------ DATA SHOWN

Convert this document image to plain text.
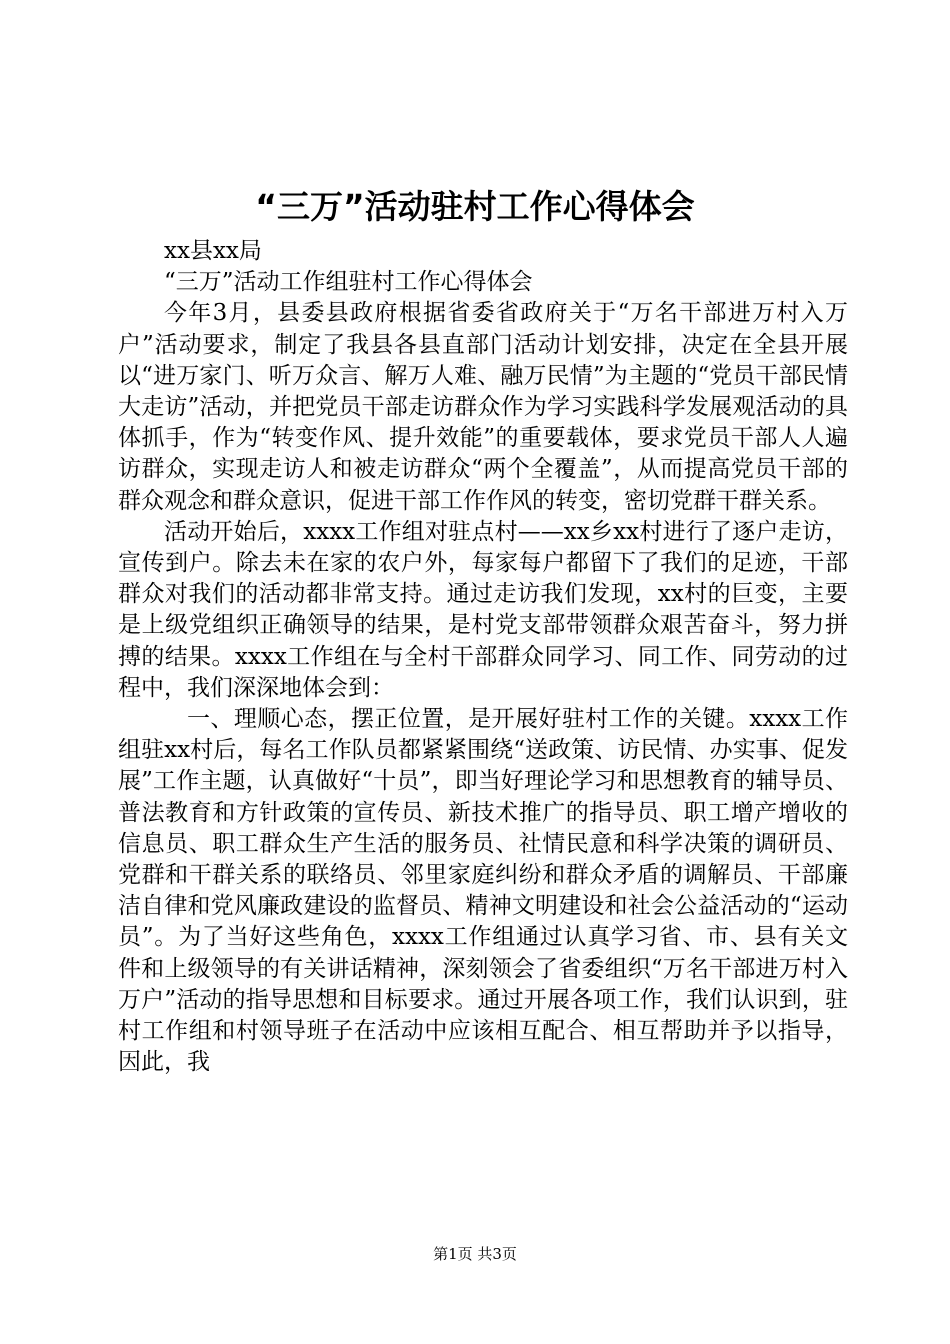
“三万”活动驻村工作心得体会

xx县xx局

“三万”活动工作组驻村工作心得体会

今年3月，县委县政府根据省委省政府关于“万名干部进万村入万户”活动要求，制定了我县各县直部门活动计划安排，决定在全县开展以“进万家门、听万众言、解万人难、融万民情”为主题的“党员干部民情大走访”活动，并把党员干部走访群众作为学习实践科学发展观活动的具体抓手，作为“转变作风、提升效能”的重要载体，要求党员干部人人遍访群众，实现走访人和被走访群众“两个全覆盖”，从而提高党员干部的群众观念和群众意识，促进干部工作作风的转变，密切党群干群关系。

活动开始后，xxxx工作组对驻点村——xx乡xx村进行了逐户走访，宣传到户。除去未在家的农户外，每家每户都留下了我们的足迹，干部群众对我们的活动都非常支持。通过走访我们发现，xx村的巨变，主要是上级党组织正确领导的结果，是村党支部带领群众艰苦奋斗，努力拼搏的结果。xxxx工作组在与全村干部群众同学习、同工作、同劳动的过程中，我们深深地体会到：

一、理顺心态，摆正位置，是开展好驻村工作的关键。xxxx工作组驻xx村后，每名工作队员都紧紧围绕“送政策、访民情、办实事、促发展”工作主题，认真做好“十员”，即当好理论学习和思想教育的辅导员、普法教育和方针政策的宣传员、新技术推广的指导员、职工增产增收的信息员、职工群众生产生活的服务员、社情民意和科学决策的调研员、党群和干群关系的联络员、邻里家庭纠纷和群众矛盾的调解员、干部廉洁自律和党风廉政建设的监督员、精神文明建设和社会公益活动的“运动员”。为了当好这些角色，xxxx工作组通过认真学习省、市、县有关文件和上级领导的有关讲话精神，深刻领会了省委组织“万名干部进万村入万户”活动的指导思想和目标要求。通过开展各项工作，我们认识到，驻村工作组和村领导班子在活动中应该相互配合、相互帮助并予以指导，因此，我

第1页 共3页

------------
------ DATA SHOWN

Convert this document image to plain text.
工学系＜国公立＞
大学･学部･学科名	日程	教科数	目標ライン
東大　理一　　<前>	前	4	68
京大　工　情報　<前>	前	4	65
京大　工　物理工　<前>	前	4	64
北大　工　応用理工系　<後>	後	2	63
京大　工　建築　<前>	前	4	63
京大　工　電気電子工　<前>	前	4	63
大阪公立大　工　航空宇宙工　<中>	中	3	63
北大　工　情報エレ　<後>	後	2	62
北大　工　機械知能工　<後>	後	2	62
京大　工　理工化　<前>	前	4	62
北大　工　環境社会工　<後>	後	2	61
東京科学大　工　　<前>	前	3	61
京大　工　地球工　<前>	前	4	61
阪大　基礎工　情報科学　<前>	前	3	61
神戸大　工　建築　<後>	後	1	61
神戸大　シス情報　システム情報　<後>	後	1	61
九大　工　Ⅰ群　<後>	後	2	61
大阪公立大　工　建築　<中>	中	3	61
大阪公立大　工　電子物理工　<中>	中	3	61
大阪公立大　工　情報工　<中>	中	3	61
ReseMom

------------
------ DATA SHOWN

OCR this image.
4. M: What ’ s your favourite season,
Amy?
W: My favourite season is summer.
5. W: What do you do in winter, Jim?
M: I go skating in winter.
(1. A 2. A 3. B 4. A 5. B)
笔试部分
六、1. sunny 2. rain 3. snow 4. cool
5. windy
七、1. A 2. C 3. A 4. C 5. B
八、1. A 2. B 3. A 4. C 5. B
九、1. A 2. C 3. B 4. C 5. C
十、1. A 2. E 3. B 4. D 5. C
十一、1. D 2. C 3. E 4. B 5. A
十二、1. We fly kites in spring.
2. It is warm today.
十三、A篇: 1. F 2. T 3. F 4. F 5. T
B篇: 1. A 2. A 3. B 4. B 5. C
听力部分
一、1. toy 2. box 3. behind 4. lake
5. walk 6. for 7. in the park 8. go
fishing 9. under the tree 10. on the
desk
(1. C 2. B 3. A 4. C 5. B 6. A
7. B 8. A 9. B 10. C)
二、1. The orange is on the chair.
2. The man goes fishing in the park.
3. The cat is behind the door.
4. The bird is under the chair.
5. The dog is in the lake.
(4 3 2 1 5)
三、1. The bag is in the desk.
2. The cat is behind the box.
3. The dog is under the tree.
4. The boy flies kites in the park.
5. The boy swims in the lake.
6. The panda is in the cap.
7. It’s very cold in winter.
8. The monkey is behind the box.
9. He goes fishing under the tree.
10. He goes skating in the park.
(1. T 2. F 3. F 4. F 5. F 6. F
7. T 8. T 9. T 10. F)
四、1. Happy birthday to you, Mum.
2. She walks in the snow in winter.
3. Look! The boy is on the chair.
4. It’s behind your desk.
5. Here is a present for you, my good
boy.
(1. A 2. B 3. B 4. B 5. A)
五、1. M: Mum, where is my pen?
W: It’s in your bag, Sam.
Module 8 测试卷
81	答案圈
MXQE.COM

------------

#### TASK DETAILS:
Locate all lines in the listing above with the word "大阪公立大" and copy them.

#### FINISHED EXERCISE:
大阪公立大　工　航空宇宙工　<中>	中	3	63
大阪公立大　工　建築　<中>	中	3	61
大阪公立大　工　電子物理工　<中>	中	3	61
大阪公立大　工　情報工　<中>	中	3	61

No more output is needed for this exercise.